REQUIREMENT:
Report, in full, each line of the material below in which the string "Eifersucht" occurs.

RECORDED DATA:
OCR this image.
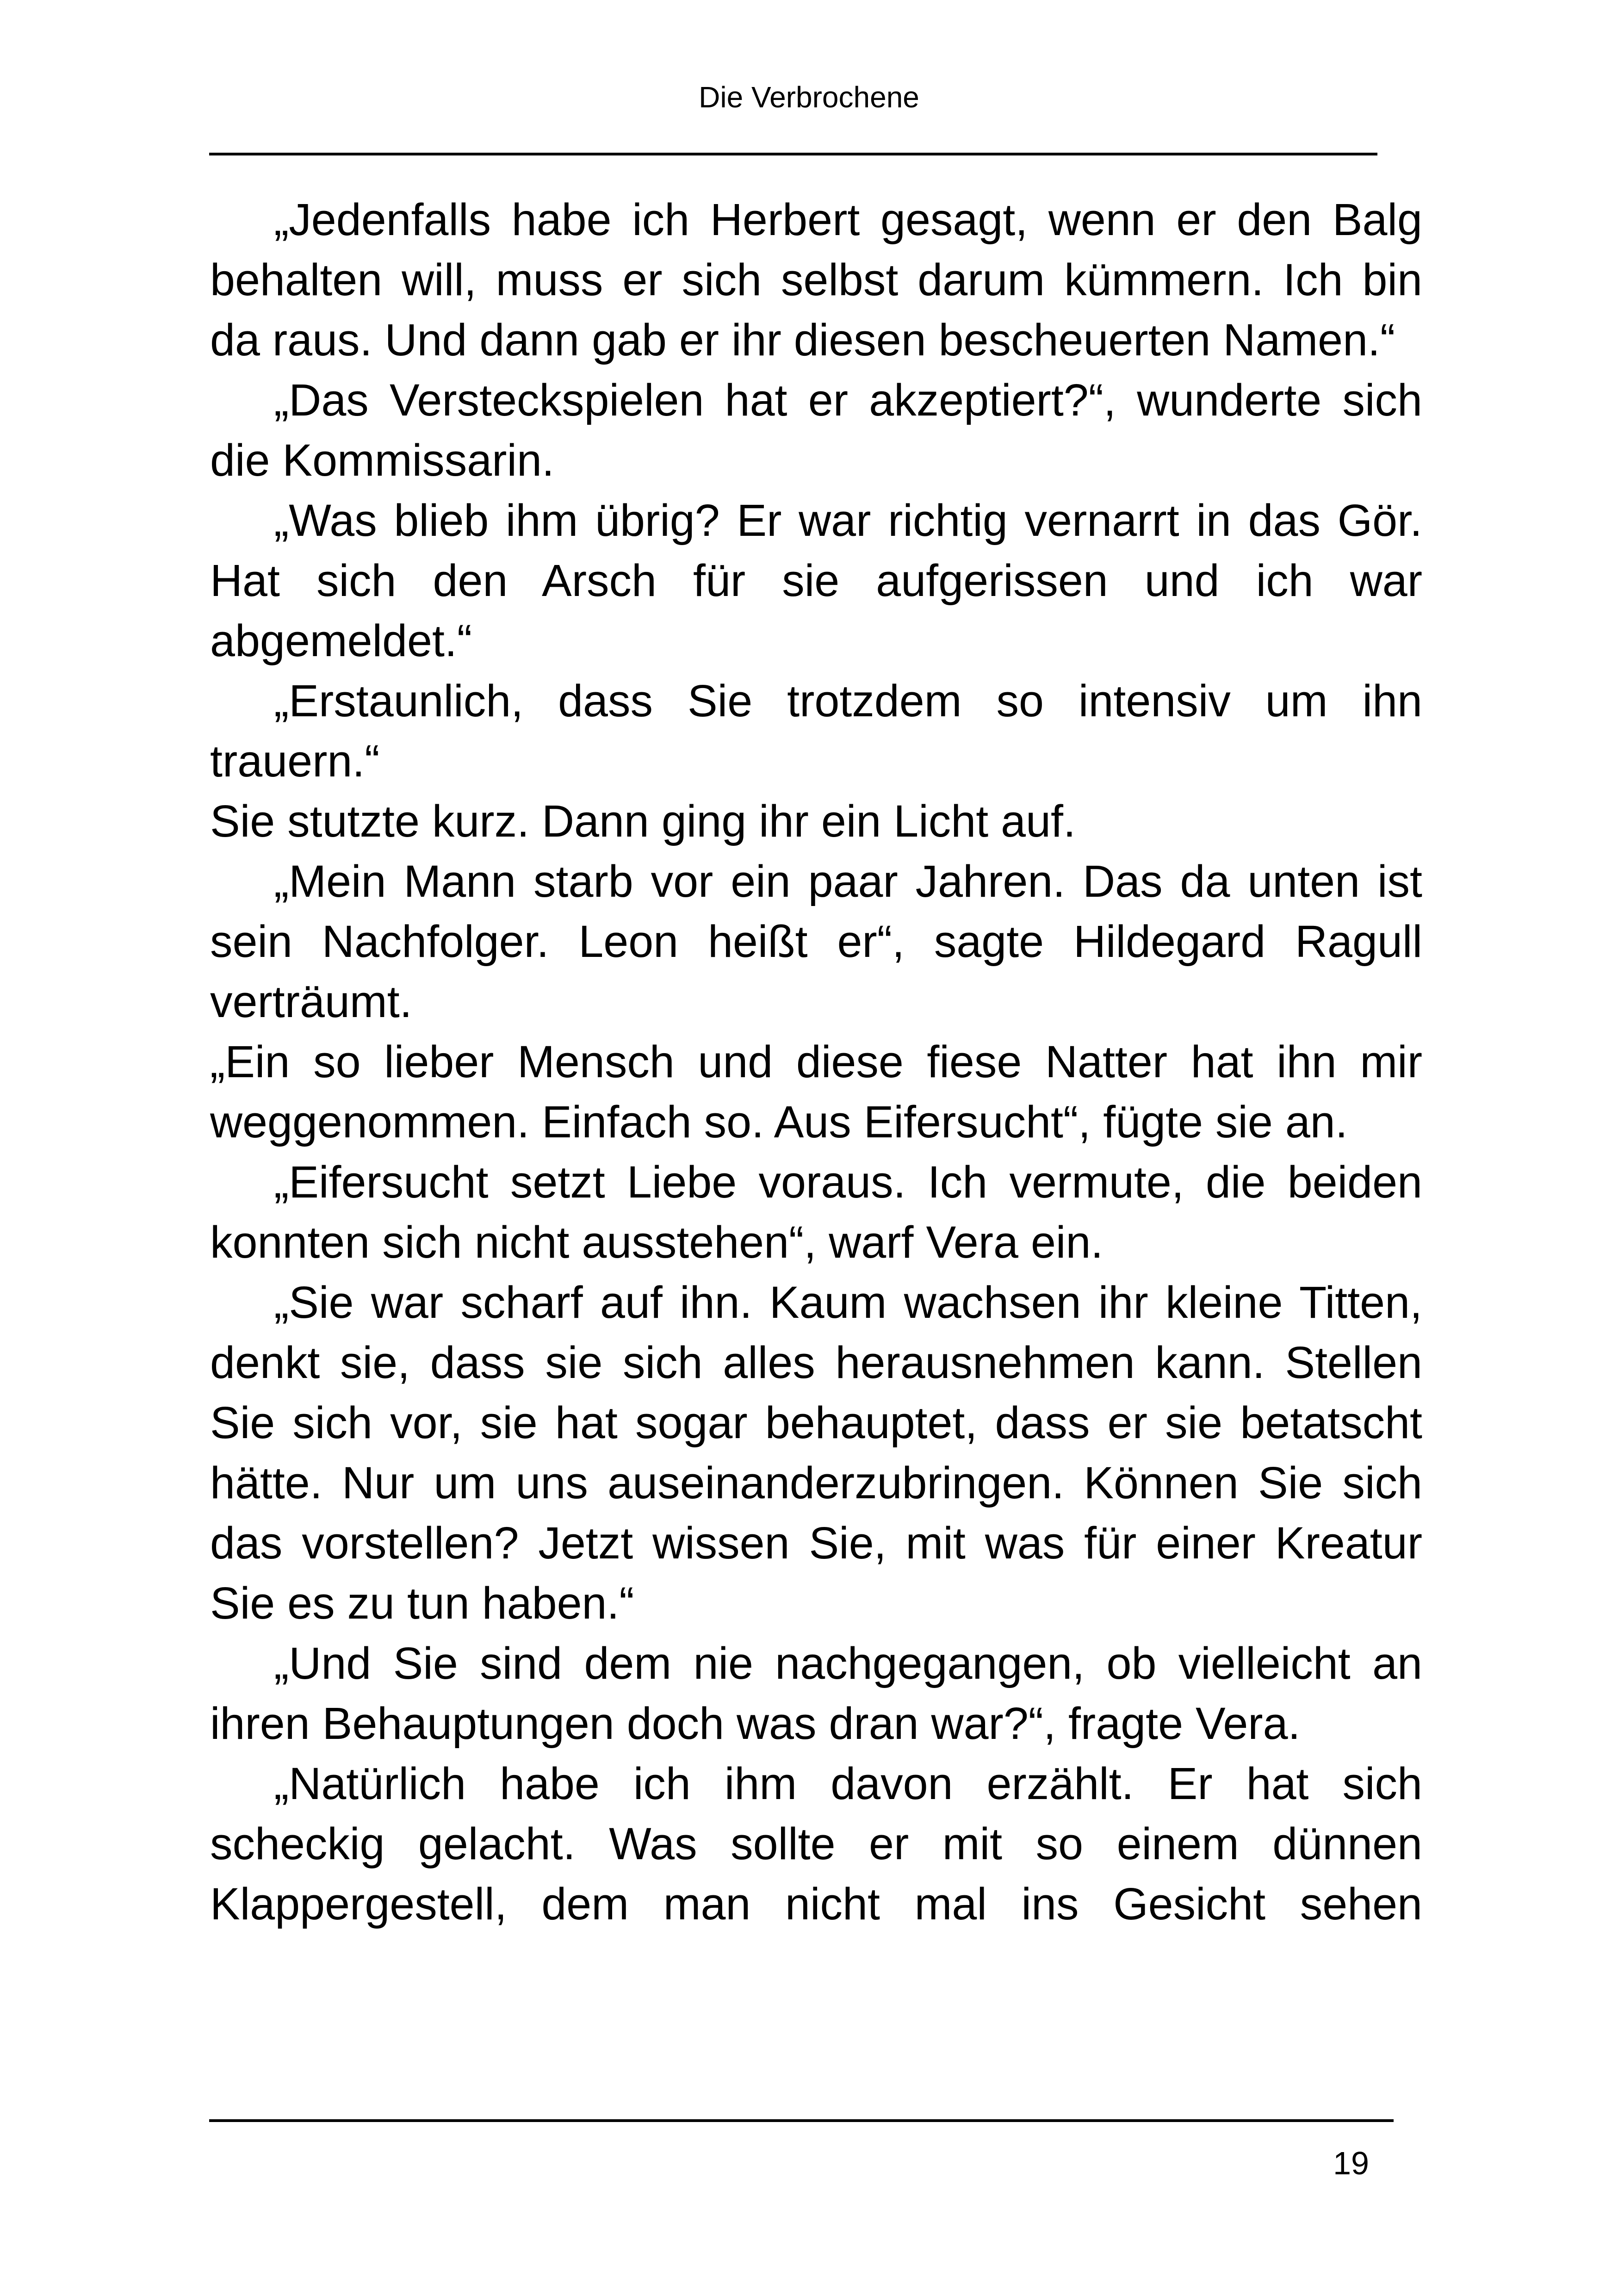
Die Verbrochene

„Jedenfalls habe ich Herbert gesagt, wenn er den Balg behalten will, muss er sich selbst darum kümmern. Ich bin da raus. Und dann gab er ihr diesen bescheuerten Namen.“

„Das Versteckspielen hat er akzeptiert?“, wunderte sich die Kommissarin.

„Was blieb ihm übrig? Er war richtig vernarrt in das Gör. Hat sich den Arsch für sie aufgerissen und ich war abgemeldet.“

„Erstaunlich, dass Sie trotzdem so intensiv um ihn trauern.“

Sie stutzte kurz. Dann ging ihr ein Licht auf.

„Mein Mann starb vor ein paar Jahren. Das da unten ist sein Nachfolger. Leon heißt er“, sagte Hildegard Ragull verträumt.

„Ein so lieber Mensch und diese fiese Natter hat ihn mir weggenommen. Einfach so. Aus Eifersucht“, fügte sie an.

„Eifersucht setzt Liebe voraus. Ich vermute, die beiden konnten sich nicht ausstehen“, warf Vera ein.

„Sie war scharf auf ihn. Kaum wachsen ihr kleine Titten, denkt sie, dass sie sich alles herausnehmen kann. Stellen Sie sich vor, sie hat sogar behauptet, dass er sie betatscht hätte. Nur um uns auseinanderzubringen. Können Sie sich das vorstellen? Jetzt wissen Sie, mit was für einer Kreatur Sie es zu tun haben.“

„Und Sie sind dem nie nachgegangen, ob vielleicht an ihren Behauptungen doch was dran war?“, fragte Vera.

„Natürlich habe ich ihm davon erzählt. Er hat sich scheckig gelacht. Was sollte er mit so einem dünnen Klappergestell, dem man nicht mal ins Gesicht sehen

19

YOUR SOLUTION:
„Ein so lieber Mensch und diese fiese Natter hat ihn mir weggenommen. Einfach so. Aus Eifersucht“, fügte sie an.
„Eifersucht setzt Liebe voraus. Ich vermute, die beiden konnten sich nicht ausstehen“, warf Vera ein.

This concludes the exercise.